Testo citato.

━━━━━━━━━━━━━━━━

Anche per questo la sentenza di Foucault suonava, al tempo
della sua formulazione, avventata. Il secolo breve, infatti, ha sempre
preferito riconoscersi nella tesi opposta. Ad averlo persuaso sono i
tormenti dialettici di Ivan Karamazov di fronte all’assurdità del male.
Dopo Auschwitz, diceva Adorno, è impossibile seguire le orme di Spinoza.
Impossibile fare filosofia speculativa, cioè ratificare mediante
concetti la bontà del tutto. Il tutto, scriveva ancora il filosofo
tedesco, è «falso» e, a consolare l’uomo, resta solo una speranza
infondata, un’utopia che balugina negli istanti del ricordo e nelle
immagini dialettiche che maculano l’orrore quotidiano.
Su queste
discontinuità che come lampi di trascendenza illuminano il sempre uguale
della storia (storia del male, secondo questo punto di vista) si sono
scritte e si continuano a scrivere pagine e pagine.
Walter
Benjamin, che, ben più di Adorno, ne è stato l’ispiratore, è diventato
il riferimento obbligato di ogni teoria critica della cultura. Citarlo
ammirati è indispensabile se si vuole essere accolti nei piani nobili
della filosofia contemporanea. Di lui, non di Deleuze, si dovrebbe
allora dire che è stato il filosofo del secolo. La sfida di Deleuze è
stata infatti quella di sperimentare, nel tempo del negativo e della
critica, la via dell’immanenza assoluta, della continuità uomo-natura e
dell’impersonale, mentre quella di Benjamin e di tutti i critici della
cultura che a lui si richiamano è stata quella di provare ad ancorare
l’esistenza umana alla possibilità residuale di un senso trascendente.
Proprio
la recente ripubblicazione del primo volume degli scritti di Gilles
Deleuze sul cinema, L’immagine-movimento Cinema 1 (traduzione di
Jean-Paul Manganaro, Einaudi, pp. 288, euro 26,00) permette di misurare
tutta la distanza che separa il filosofo francese dal secolo (che è
invece ben rappresentato dalle tesi di Benjamin).
Deleuze si
rivolge al cinema, negli anni ‘80, spinto da una urgenza puramente
filosofica. La sua conoscenza della materia cinematografica è
impressionante, tuttavia la domanda che Deleuze pone attraverso il
cinema è la stessa che era presente fin nelle sue prime opere: come è
possibile la filosofia speculativa? Come fare l’immanenza assoluta, come
realizzare il Deus sive natura di Spinoza? Solo così si spiega come mai
Deleuze, per definire il cinema, si rivolga a Bergson, il filosofo
apparentemente meno indicato, dal momento che per il Bergson
dell’Evoluzione creatrice (del 1907) il cinema valeva solo come esempio
negativo di spazializzazione della durata (il tempo ricostituito
assommando istanti immobili, cioè fotogrammi).

━━━━━━━━━━━━━━━━

Estratti dei dati.
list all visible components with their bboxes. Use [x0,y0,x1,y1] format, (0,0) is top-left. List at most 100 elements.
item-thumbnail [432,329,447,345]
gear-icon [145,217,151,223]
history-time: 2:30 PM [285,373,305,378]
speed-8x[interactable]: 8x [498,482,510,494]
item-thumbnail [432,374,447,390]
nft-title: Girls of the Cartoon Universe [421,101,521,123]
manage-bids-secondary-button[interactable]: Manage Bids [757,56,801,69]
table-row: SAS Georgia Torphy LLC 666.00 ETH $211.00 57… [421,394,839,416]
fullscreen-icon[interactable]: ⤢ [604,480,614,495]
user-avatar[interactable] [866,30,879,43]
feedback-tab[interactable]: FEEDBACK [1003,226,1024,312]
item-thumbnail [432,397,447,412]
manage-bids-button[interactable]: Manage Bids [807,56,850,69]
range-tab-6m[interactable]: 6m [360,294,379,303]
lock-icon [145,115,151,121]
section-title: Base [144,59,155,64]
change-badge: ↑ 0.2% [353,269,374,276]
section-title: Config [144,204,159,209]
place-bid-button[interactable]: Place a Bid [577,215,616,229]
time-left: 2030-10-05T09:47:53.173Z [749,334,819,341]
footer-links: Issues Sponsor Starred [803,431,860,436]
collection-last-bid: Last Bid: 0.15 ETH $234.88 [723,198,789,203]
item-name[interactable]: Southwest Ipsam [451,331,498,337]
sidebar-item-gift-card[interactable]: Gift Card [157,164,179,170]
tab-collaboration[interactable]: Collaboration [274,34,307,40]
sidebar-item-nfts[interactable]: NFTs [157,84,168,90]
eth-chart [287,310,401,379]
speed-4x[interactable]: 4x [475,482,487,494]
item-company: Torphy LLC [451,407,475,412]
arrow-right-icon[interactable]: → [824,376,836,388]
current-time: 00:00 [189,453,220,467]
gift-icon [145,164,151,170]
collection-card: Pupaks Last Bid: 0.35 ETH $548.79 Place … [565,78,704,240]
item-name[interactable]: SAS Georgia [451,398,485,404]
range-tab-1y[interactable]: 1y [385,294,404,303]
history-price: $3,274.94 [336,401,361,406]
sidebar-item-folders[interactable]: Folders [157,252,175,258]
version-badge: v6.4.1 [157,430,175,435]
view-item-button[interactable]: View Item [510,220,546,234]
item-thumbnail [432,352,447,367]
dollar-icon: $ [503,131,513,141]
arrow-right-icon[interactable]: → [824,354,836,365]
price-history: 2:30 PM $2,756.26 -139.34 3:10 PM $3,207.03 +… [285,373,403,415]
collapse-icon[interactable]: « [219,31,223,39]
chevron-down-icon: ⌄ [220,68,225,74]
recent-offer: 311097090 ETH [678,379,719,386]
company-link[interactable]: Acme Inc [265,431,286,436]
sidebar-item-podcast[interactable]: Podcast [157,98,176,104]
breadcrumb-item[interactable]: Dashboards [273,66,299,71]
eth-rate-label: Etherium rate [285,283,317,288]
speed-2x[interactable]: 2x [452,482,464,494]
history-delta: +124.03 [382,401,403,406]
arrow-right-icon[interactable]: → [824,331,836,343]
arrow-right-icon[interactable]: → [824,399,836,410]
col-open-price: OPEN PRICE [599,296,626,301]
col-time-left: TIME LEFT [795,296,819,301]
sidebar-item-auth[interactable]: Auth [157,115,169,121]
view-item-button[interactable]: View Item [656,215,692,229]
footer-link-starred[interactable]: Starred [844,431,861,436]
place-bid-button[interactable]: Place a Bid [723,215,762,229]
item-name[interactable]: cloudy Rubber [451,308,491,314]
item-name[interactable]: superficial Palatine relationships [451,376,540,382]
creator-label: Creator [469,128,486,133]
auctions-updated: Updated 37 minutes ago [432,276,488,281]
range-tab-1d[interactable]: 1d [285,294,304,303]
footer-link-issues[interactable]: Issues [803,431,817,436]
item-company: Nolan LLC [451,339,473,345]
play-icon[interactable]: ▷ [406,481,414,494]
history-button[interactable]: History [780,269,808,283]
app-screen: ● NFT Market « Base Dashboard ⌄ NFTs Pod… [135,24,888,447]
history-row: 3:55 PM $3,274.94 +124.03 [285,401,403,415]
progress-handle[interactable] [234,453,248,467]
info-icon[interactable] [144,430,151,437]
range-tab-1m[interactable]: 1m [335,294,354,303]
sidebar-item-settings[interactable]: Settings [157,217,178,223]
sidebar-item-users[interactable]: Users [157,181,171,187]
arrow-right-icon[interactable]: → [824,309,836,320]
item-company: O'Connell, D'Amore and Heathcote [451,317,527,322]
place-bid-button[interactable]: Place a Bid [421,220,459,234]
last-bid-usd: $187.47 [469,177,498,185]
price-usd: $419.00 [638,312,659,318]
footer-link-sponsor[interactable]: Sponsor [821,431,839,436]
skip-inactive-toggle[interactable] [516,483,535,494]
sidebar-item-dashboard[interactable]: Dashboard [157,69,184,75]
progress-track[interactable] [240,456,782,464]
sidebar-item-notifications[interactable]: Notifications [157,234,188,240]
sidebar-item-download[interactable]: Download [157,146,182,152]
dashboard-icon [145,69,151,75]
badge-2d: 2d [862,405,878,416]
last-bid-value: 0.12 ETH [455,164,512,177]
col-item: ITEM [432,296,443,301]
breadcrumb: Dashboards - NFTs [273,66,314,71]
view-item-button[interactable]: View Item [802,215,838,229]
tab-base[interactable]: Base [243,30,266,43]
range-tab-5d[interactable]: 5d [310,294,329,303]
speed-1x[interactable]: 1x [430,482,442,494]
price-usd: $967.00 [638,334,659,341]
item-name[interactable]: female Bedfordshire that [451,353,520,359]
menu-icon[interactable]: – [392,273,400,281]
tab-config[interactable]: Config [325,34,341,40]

━━━━━━━━━━━━━━━━

Problema da risolvere. Trascriva fedelmente dal testo citato il passo che comincia con le parole «Anche per questo» e si arresta dopo le parole «maculano l’orrore quotidiano.». Le righe costituiscono materiale a sé stante, distinto dal testo citato.

Risultato esercizio.
Anche per questo la sentenza di Foucault suonava, al tempo
della sua formulazione, avventata. Il secolo breve, infatti, ha sempre
preferito riconoscersi nella tesi opposta. Ad averlo persuaso sono i
tormenti dialettici di Ivan Karamazov di fronte all’assurdità del male.
Dopo Auschwitz, diceva Adorno, è impossibile seguire le orme di Spinoza.
Impossibile fare filosofia speculativa, cioè ratificare mediante
concetti la bontà del tutto. Il tutto, scriveva ancora il filosofo
tedesco, è «falso» e, a consolare l’uomo, resta solo una speranza
infondata, un’utopia che balugina negli istanti del ricordo e nelle
immagini dialettiche che maculano l’orrore quotidiano.